#### TASK DESCRIPTION
Return all of the entries word for word, but omit the pictures they contain.
──────
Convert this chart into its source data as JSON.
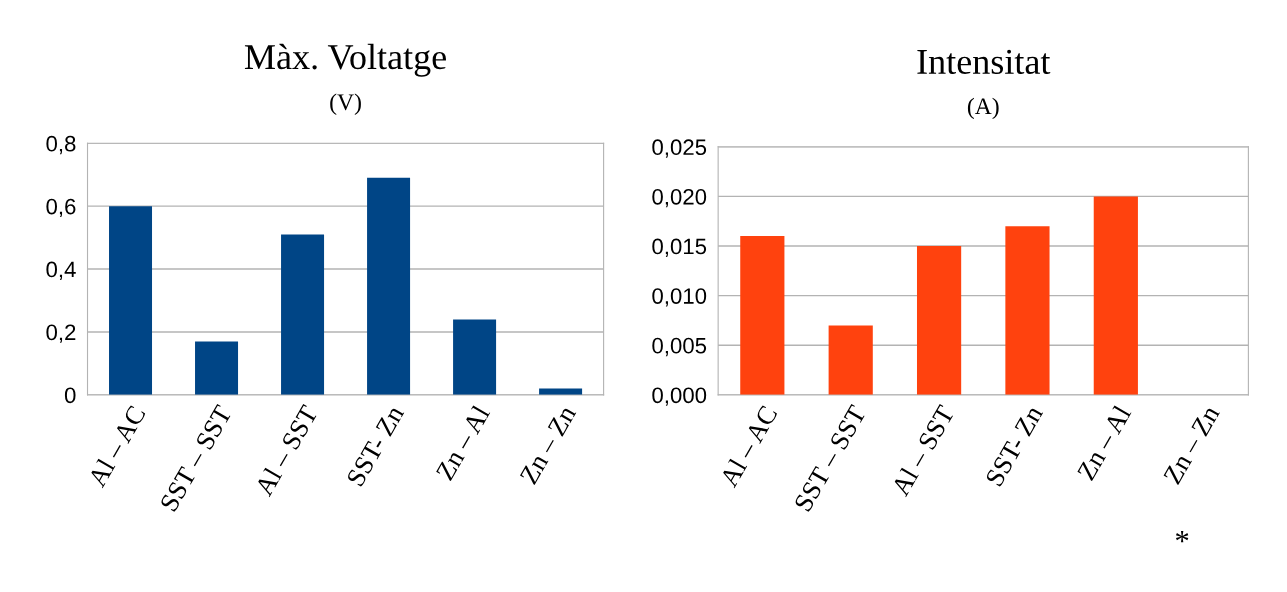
{
  "chart_data": [
    {
      "type": "bar",
      "title": "Màx. Voltatge",
      "subtitle": "(V)",
      "categories": [
        "Al – AC",
        "SST – SST",
        "Al – SST",
        "SST- Zn",
        "Zn – Al",
        "Zn – Zn"
      ],
      "values": [
        0.6,
        0.17,
        0.51,
        0.69,
        0.24,
        0.02
      ],
      "color": "#004586",
      "ylim": [
        0,
        0.8
      ],
      "yticks": [
        {
          "value": 0,
          "label": "0"
        },
        {
          "value": 0.2,
          "label": "0,2"
        },
        {
          "value": 0.4,
          "label": "0,4"
        },
        {
          "value": 0.6,
          "label": "0,6"
        },
        {
          "value": 0.8,
          "label": "0,8"
        }
      ],
      "grid": "y",
      "legend": false
    },
    {
      "type": "bar",
      "title": "Intensitat",
      "subtitle": "(A)",
      "categories": [
        "Al – AC",
        "SST – SST",
        "Al – SST",
        "SST- Zn",
        "Zn – Al",
        "Zn – Zn"
      ],
      "values": [
        0.016,
        0.007,
        0.015,
        0.017,
        0.02,
        null
      ],
      "color": "#ff420e",
      "ylim": [
        0,
        0.025
      ],
      "yticks": [
        {
          "value": 0,
          "label": "0,000"
        },
        {
          "value": 0.005,
          "label": "0,005"
        },
        {
          "value": 0.01,
          "label": "0,010"
        },
        {
          "value": 0.015,
          "label": "0,015"
        },
        {
          "value": 0.02,
          "label": "0,020"
        },
        {
          "value": 0.025,
          "label": "0,025"
        }
      ],
      "annotations": [
        "*"
      ],
      "grid": "y",
      "legend": false
    }
  ]
}
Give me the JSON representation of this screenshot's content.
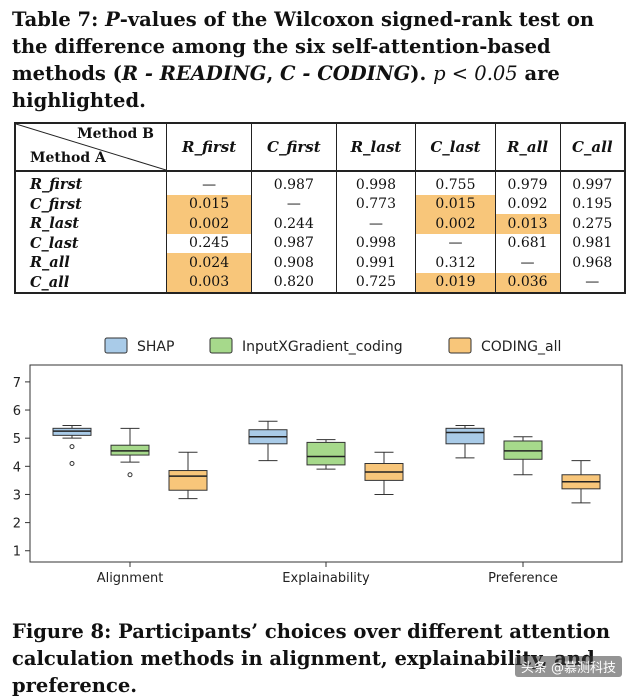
{
  "table_caption": {
    "lead": "Table 7: ",
    "p": "P",
    "text1": "-values of the Wilcoxon signed-rank test on the difference among the six self-attention-based methods (",
    "r_def": "R - READING",
    "sep": ", ",
    "c_def": "C - CODING",
    "text2": "). ",
    "cond": "p < 0.05",
    "text3": " are highlighted."
  },
  "table": {
    "corner_b": "Method B",
    "corner_a": "Method A",
    "columns": [
      "R_first",
      "C_first",
      "R_last",
      "C_last",
      "R_all",
      "C_all"
    ],
    "rows": [
      {
        "name": "R_first",
        "cells": [
          "—",
          "0.987",
          "0.998",
          "0.755",
          "0.979",
          "0.997"
        ],
        "highlight": [
          false,
          false,
          false,
          false,
          false,
          false
        ]
      },
      {
        "name": "C_first",
        "cells": [
          "0.015",
          "—",
          "0.773",
          "0.015",
          "0.092",
          "0.195"
        ],
        "highlight": [
          true,
          false,
          false,
          true,
          false,
          false
        ]
      },
      {
        "name": "R_last",
        "cells": [
          "0.002",
          "0.244",
          "—",
          "0.002",
          "0.013",
          "0.275"
        ],
        "highlight": [
          true,
          false,
          false,
          true,
          true,
          false
        ]
      },
      {
        "name": "C_last",
        "cells": [
          "0.245",
          "0.987",
          "0.998",
          "—",
          "0.681",
          "0.981"
        ],
        "highlight": [
          false,
          false,
          false,
          false,
          false,
          false
        ]
      },
      {
        "name": "R_all",
        "cells": [
          "0.024",
          "0.908",
          "0.991",
          "0.312",
          "—",
          "0.968"
        ],
        "highlight": [
          true,
          false,
          false,
          false,
          false,
          false
        ]
      },
      {
        "name": "C_all",
        "cells": [
          "0.003",
          "0.820",
          "0.725",
          "0.019",
          "0.036",
          "—"
        ],
        "highlight": [
          true,
          false,
          false,
          true,
          true,
          false
        ]
      }
    ],
    "highlight_color": "#f8c67a"
  },
  "chart_data": {
    "type": "box",
    "categories": [
      "Alignment",
      "Explainability",
      "Preference"
    ],
    "ylim": [
      0.6,
      7.6
    ],
    "yticks": [
      1,
      2,
      3,
      4,
      5,
      6,
      7
    ],
    "legend_position": "top",
    "grid": false,
    "series": [
      {
        "name": "SHAP",
        "color": "#a9cbe8",
        "boxes": [
          {
            "min": 5.0,
            "q1": 5.1,
            "median": 5.25,
            "q3": 5.35,
            "max": 5.45,
            "outliers": [
              4.7,
              4.1
            ]
          },
          {
            "min": 4.2,
            "q1": 4.8,
            "median": 5.05,
            "q3": 5.3,
            "max": 5.6,
            "outliers": []
          },
          {
            "min": 4.3,
            "q1": 4.8,
            "median": 5.2,
            "q3": 5.35,
            "max": 5.45,
            "outliers": []
          }
        ]
      },
      {
        "name": "InputXGradient_coding",
        "color": "#a6d98b",
        "boxes": [
          {
            "min": 4.15,
            "q1": 4.4,
            "median": 4.55,
            "q3": 4.75,
            "max": 5.35,
            "outliers": [
              3.7
            ]
          },
          {
            "min": 3.9,
            "q1": 4.05,
            "median": 4.35,
            "q3": 4.85,
            "max": 4.95,
            "outliers": []
          },
          {
            "min": 3.7,
            "q1": 4.25,
            "median": 4.55,
            "q3": 4.9,
            "max": 5.05,
            "outliers": []
          }
        ]
      },
      {
        "name": "CODING_all",
        "color": "#f8c67a",
        "boxes": [
          {
            "min": 2.85,
            "q1": 3.15,
            "median": 3.65,
            "q3": 3.85,
            "max": 4.5,
            "outliers": []
          },
          {
            "min": 3.0,
            "q1": 3.5,
            "median": 3.8,
            "q3": 4.1,
            "max": 4.5,
            "outliers": []
          },
          {
            "min": 2.7,
            "q1": 3.2,
            "median": 3.45,
            "q3": 3.7,
            "max": 4.2,
            "outliers": []
          }
        ]
      }
    ]
  },
  "figure_caption": "Figure 8: Participants’ choices over different attention calculation methods in alignment, explainability, and preference.",
  "watermark": "头条 @慕测科技"
}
──────
#### SOLVED EXERCISE
Convert this chart into its source data as JSON.
{
  "chart_data": [
    {
      "type": "bar",
      "title": "Màx. Voltatge",
      "subtitle": "(V)",
      "categories": [
        "Al – AC",
        "SST – SST",
        "Al – SST",
        "SST- Zn",
        "Zn – Al",
        "Zn – Zn"
      ],
      "values": [
        0.6,
        0.17,
        0.51,
        0.69,
        0.24,
        0.02
      ],
      "color": "#004586",
      "ylim": [
        0,
        0.8
      ],
      "yticks": [
        {
          "value": 0,
          "label": "0"
        },
        {
          "value": 0.2,
          "label": "0,2"
        },
        {
          "value": 0.4,
          "label": "0,4"
        },
        {
          "value": 0.6,
          "label": "0,6"
        },
        {
          "value": 0.8,
          "label": "0,8"
        }
      ],
      "grid": "y",
      "legend": false
    },
    {
      "type": "bar",
      "title": "Intensitat",
      "subtitle": "(A)",
      "categories": [
        "Al – AC",
        "SST – SST",
        "Al – SST",
        "SST- Zn",
        "Zn – Al",
        "Zn – Zn"
      ],
      "values": [
        0.016,
        0.007,
        0.015,
        0.017,
        0.02,
        null
      ],
      "color": "#ff420e",
      "ylim": [
        0,
        0.025
      ],
      "yticks": [
        {
          "value": 0,
          "label": "0,000"
        },
        {
          "value": 0.005,
          "label": "0,005"
        },
        {
          "value": 0.01,
          "label": "0,010"
        },
        {
          "value": 0.015,
          "label": "0,015"
        },
        {
          "value": 0.02,
          "label": "0,020"
        },
        {
          "value": 0.025,
          "label": "0,025"
        }
      ],
      "annotations": [
        "*"
      ],
      "grid": "y",
      "legend": false
    }
  ]
}
Give me the JSON representation of this screenshot's content.
{
  "table_caption": {
    "lead": "Table 7: ",
    "p": "P",
    "text1": "-values of the Wilcoxon signed-rank test on the difference among the six self-attention-based methods (",
    "r_def": "R - READING",
    "sep": ", ",
    "c_def": "C - CODING",
    "text2": "). ",
    "cond": "p < 0.05",
    "text3": " are highlighted."
  },
  "table": {
    "corner_b": "Method B",
    "corner_a": "Method A",
    "columns": [
      "R_first",
      "C_first",
      "R_last",
      "C_last",
      "R_all",
      "C_all"
    ],
    "rows": [
      {
        "name": "R_first",
        "cells": [
          "—",
          "0.987",
          "0.998",
          "0.755",
          "0.979",
          "0.997"
        ],
        "highlight": [
          false,
          false,
          false,
          false,
          false,
          false
        ]
      },
      {
        "name": "C_first",
        "cells": [
          "0.015",
          "—",
          "0.773",
          "0.015",
          "0.092",
          "0.195"
        ],
        "highlight": [
          true,
          false,
          false,
          true,
          false,
          false
        ]
      },
      {
        "name": "R_last",
        "cells": [
          "0.002",
          "0.244",
          "—",
          "0.002",
          "0.013",
          "0.275"
        ],
        "highlight": [
          true,
          false,
          false,
          true,
          true,
          false
        ]
      },
      {
        "name": "C_last",
        "cells": [
          "0.245",
          "0.987",
          "0.998",
          "—",
          "0.681",
          "0.981"
        ],
        "highlight": [
          false,
          false,
          false,
          false,
          false,
          false
        ]
      },
      {
        "name": "R_all",
        "cells": [
          "0.024",
          "0.908",
          "0.991",
          "0.312",
          "—",
          "0.968"
        ],
        "highlight": [
          true,
          false,
          false,
          false,
          false,
          false
        ]
      },
      {
        "name": "C_all",
        "cells": [
          "0.003",
          "0.820",
          "0.725",
          "0.019",
          "0.036",
          "—"
        ],
        "highlight": [
          true,
          false,
          false,
          true,
          true,
          false
        ]
      }
    ],
    "highlight_color": "#f8c67a"
  },
  "chart_data": {
    "type": "box",
    "categories": [
      "Alignment",
      "Explainability",
      "Preference"
    ],
    "ylim": [
      0.6,
      7.6
    ],
    "yticks": [
      1,
      2,
      3,
      4,
      5,
      6,
      7
    ],
    "legend_position": "top",
    "grid": false,
    "series": [
      {
        "name": "SHAP",
        "color": "#a9cbe8",
        "boxes": [
          {
            "min": 5.0,
            "q1": 5.1,
            "median": 5.25,
            "q3": 5.35,
            "max": 5.45,
            "outliers": [
              4.7,
              4.1
            ]
          },
          {
            "min": 4.2,
            "q1": 4.8,
            "median": 5.05,
            "q3": 5.3,
            "max": 5.6,
            "outliers": []
          },
          {
            "min": 4.3,
            "q1": 4.8,
            "median": 5.2,
            "q3": 5.35,
            "max": 5.45,
            "outliers": []
          }
        ]
      },
      {
        "name": "InputXGradient_coding",
        "color": "#a6d98b",
        "boxes": [
          {
            "min": 4.15,
            "q1": 4.4,
            "median": 4.55,
            "q3": 4.75,
            "max": 5.35,
            "outliers": [
              3.7
            ]
          },
          {
            "min": 3.9,
            "q1": 4.05,
            "median": 4.35,
            "q3": 4.85,
            "max": 4.95,
            "outliers": []
          },
          {
            "min": 3.7,
            "q1": 4.25,
            "median": 4.55,
            "q3": 4.9,
            "max": 5.05,
            "outliers": []
          }
        ]
      },
      {
        "name": "CODING_all",
        "color": "#f8c67a",
        "boxes": [
          {
            "min": 2.85,
            "q1": 3.15,
            "median": 3.65,
            "q3": 3.85,
            "max": 4.5,
            "outliers": []
          },
          {
            "min": 3.0,
            "q1": 3.5,
            "median": 3.8,
            "q3": 4.1,
            "max": 4.5,
            "outliers": []
          },
          {
            "min": 2.7,
            "q1": 3.2,
            "median": 3.45,
            "q3": 3.7,
            "max": 4.2,
            "outliers": []
          }
        ]
      }
    ]
  },
  "figure_caption": "Figure 8: Participants’ choices over different attention calculation methods in alignment, explainability, and preference.",
  "watermark": "头条 @慕测科技"
}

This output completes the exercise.